Problem statement:
Go through the data below and gather each line containing "xlabel".
━━━ Recorded information
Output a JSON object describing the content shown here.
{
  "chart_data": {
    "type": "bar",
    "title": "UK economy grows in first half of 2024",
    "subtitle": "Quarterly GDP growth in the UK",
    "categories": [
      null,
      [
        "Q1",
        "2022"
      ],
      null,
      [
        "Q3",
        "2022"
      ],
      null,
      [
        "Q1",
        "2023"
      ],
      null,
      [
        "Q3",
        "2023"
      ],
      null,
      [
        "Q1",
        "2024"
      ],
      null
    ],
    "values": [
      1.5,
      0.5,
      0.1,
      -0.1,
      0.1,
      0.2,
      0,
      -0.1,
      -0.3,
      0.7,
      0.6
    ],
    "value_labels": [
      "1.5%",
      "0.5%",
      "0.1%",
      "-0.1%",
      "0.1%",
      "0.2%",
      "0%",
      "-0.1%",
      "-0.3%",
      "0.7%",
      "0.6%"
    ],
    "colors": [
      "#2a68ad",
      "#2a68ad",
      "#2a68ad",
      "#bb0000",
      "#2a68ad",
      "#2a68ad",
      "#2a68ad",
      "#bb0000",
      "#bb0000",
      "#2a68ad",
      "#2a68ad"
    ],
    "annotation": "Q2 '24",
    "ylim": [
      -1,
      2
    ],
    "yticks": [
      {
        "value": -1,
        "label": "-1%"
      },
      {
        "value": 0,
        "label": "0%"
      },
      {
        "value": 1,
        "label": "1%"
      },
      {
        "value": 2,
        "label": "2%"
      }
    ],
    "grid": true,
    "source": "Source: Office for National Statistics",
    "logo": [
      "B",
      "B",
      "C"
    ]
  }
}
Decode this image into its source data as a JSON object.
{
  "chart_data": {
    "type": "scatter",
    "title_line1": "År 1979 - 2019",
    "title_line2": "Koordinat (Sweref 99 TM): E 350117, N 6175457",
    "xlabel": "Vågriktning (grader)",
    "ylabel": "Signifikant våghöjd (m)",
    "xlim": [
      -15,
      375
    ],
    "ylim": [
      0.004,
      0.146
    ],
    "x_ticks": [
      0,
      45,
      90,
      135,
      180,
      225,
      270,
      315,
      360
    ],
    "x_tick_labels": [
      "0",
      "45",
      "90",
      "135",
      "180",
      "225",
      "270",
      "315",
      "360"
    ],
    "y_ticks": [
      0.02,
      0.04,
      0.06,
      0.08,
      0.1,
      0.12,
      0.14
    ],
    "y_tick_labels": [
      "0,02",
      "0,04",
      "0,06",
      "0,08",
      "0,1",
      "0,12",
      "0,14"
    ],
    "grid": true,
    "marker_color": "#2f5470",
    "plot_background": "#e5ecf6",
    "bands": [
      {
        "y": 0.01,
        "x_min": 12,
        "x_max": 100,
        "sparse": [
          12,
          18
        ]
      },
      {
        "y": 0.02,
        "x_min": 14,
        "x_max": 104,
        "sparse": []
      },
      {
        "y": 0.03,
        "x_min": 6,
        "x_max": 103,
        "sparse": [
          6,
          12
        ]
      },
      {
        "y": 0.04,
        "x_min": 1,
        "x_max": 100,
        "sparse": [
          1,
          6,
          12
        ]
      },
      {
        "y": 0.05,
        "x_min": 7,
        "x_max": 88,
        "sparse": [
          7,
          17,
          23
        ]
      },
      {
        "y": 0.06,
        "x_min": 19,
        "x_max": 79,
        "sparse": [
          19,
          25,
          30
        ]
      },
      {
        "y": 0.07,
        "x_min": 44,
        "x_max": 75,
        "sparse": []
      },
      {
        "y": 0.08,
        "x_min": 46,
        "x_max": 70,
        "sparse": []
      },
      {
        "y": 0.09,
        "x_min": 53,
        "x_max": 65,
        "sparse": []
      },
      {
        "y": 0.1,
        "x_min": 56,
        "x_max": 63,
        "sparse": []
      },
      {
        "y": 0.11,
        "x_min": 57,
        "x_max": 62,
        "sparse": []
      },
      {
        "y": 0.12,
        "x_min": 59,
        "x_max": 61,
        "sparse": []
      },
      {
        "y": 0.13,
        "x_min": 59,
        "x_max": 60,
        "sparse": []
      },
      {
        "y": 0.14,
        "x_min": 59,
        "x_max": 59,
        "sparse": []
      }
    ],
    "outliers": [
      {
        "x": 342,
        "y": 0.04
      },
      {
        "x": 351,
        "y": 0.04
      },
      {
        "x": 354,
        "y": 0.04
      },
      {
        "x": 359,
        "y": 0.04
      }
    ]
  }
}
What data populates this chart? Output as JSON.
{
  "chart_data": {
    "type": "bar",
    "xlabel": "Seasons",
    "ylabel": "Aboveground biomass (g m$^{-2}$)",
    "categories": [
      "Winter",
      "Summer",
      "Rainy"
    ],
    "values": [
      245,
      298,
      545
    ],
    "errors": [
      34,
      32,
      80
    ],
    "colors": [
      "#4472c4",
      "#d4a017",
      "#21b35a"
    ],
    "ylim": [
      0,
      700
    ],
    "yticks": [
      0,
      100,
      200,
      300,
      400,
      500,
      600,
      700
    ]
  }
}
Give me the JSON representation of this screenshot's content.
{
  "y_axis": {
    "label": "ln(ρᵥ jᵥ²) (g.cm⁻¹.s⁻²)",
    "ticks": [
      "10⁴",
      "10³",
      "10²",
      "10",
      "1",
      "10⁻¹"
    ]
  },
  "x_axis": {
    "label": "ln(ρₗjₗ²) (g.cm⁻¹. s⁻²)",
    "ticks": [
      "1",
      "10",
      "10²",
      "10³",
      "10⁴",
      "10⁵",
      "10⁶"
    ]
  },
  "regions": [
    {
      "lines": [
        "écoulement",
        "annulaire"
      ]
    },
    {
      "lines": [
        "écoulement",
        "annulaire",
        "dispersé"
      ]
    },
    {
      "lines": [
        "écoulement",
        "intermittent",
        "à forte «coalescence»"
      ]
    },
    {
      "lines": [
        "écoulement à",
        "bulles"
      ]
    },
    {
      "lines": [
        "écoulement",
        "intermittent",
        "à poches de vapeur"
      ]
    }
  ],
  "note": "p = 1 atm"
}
━━━━━━
Finished task:
    "xlabel": "Vågriktning (grader)",
    "xlabel": "Seasons",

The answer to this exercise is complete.